ФРАГМЕНТ ТЕКСТА
────────────────

Мне иногда кажется даже, что последовательное жизнеотрицание некоторых особо темпераментных натур — таких, скажем, как Герцен или его лучшая ученица Лидия Корнеевна Чуковская — основано на тщательно скрываемой, патологической неспособности смириться с самой идеей смерти; и отсюда «если не можешь вечной, не надо мне никакой». Ведь Герцен и Чуковская — прежде всего могучий темперамент, а как такому темпераменту мириться с обреченностью? Нет, никогда, и рождаются потрясающие пассажи вроде восклицания Чуковской в дневниках: почему вообще нужно какое-то жизнеутверждение?! Жизнь сама себя утверждает ежеминутно, грубая, наглая, всепобеждающая; должен найтись хоть кто-нибудь, кто станет отрицать ватные бока этого ямщика, многослойные юбки этой бабы-на-чайник… Думаю, это следствие оскорбленного жизнелюбия, его изнанка. И потому жизнь этих отрицателей так чужда слабости, так свободна от страха — ненависть изгоняет любой страх, это азбука. Исцелились от ужаса перед небытием сравнительно небольшой ценой — возненавидели жизнь.

────────────────

МАТЕРИАЛ
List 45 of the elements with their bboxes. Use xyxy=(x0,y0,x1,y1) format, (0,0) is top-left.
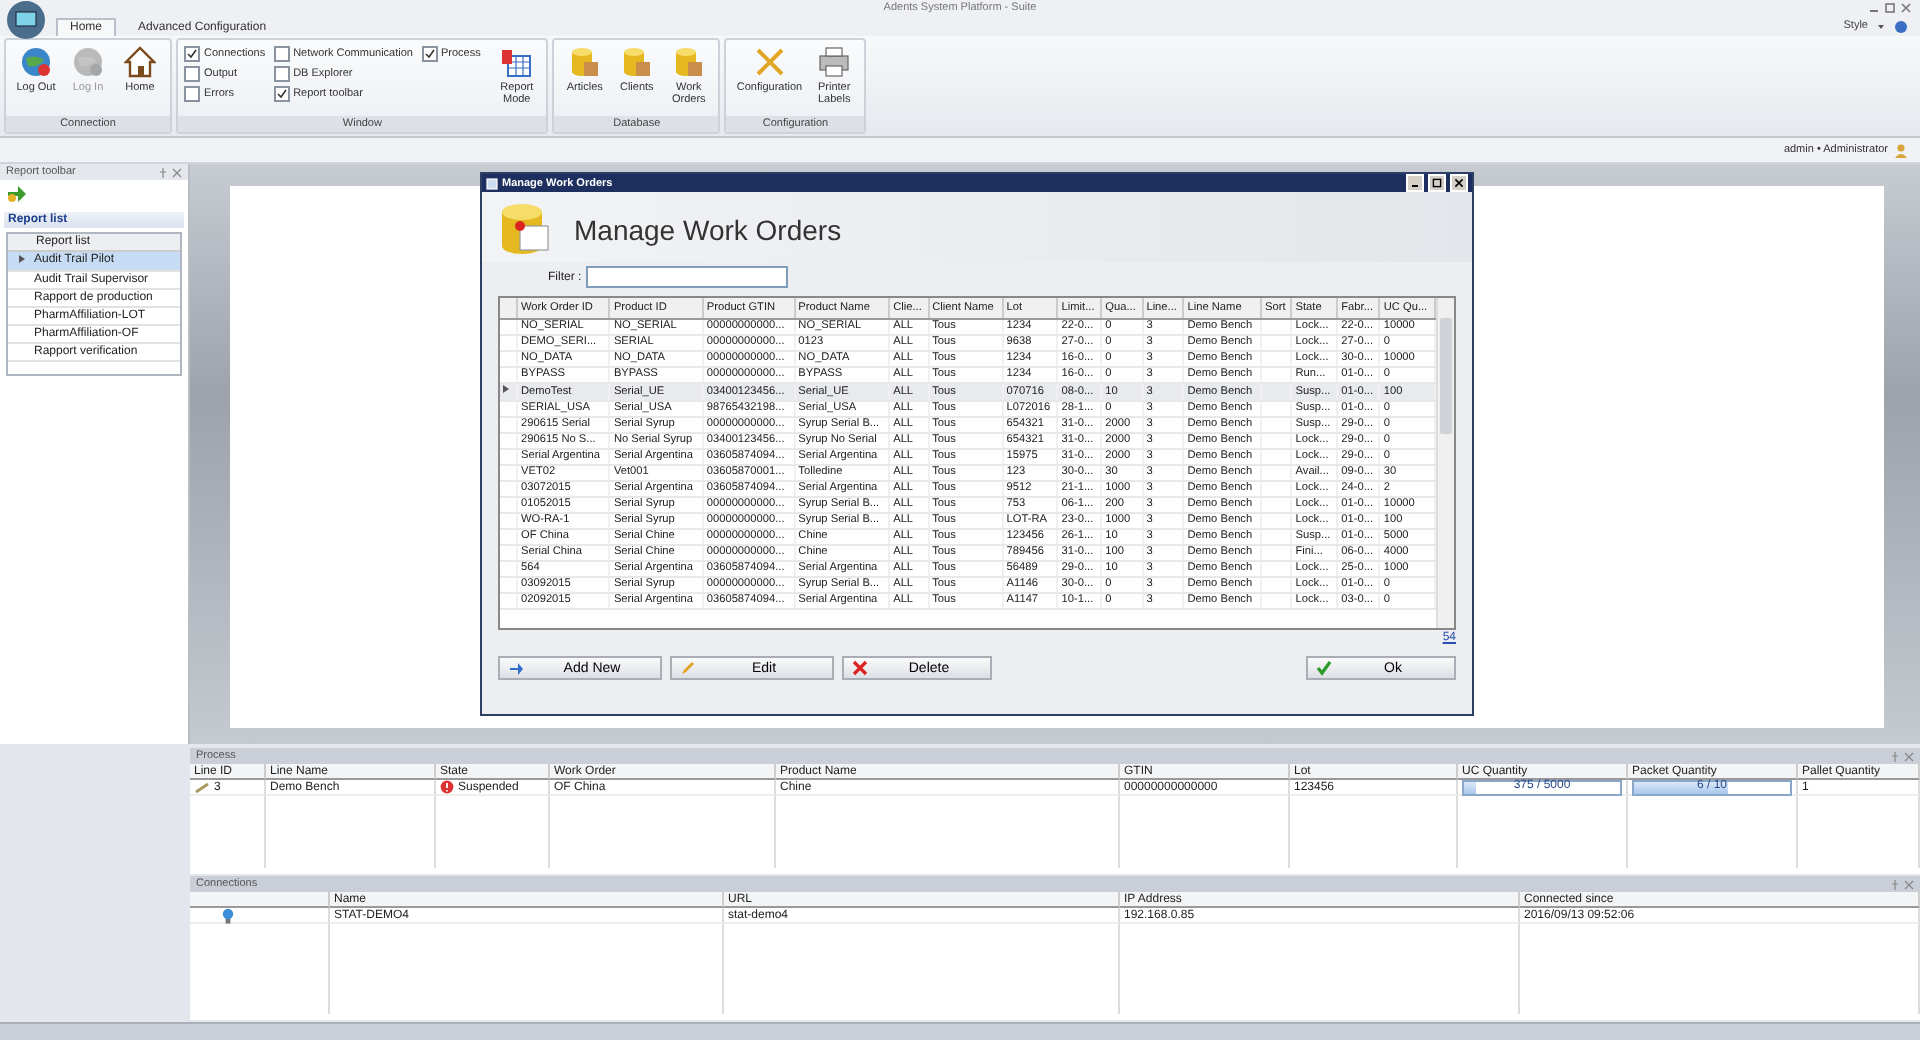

────────────────

ЗАДАНИЯ К УПРАЖНЕНИЮ
#1 Чьей лучшей ученицей названа Лидия Корнеевна Чуковская во фрагменте о жизнеотрицании?
#2 Продолжите фрагмент о жизнеотрицании, начав сразу после его последнего предложения.

ОТВЕТЫ ПО ПОРЯДКУ
#1 Лучшей ученицей Герцена.

#2
Для некоторых такой рывок сложен, метафизические их способности недостаточны, и тогда возникает паллиатив: презрение к смерти, нежелание ее замечать, глубочайшая — сугубо гуманистическая по своей природе, нерелигиозная, часто даже атеистическая — неприязнь к упоминаниям этой темы. Это как раз случай Набокова, цитированного в начале: изобретенный им философ Пьер Делаланд на вопрос, почему он не снимает шляпу на похоронах, отвечает: пусть смерть обнажит голову первой. В самом деле, мы презираем убийц, караем тех, кто отравляет человеческое существование, почему же сама смерть, главный вор и убийца, достойна нашего почтения? Как можно ее бояться? Презирать, и только; сам Набоков говаривал в интервью, что умирает ежевечерне и воскресает ежеутренне. Подумаешь, биология! Стоит ли высокому духу отвлекаться на такую ерунду? Этот героический антропоцентризм спасал многих, как ни парадоксально это совмещение. Был он присущ и Горькому; и если вдуматься, ничего такого уж несовместимого тут нет — воззрения Набокова и Горького, двух сугубых материалистов, только выглядят полярными. О многом — о культуре как главном двигателе истории, о человеке как мере всех вещей — они в иные моменты вполне могли бы договориться, если не брать, например, Горького образца 1933 и Набокова образца 1973 года.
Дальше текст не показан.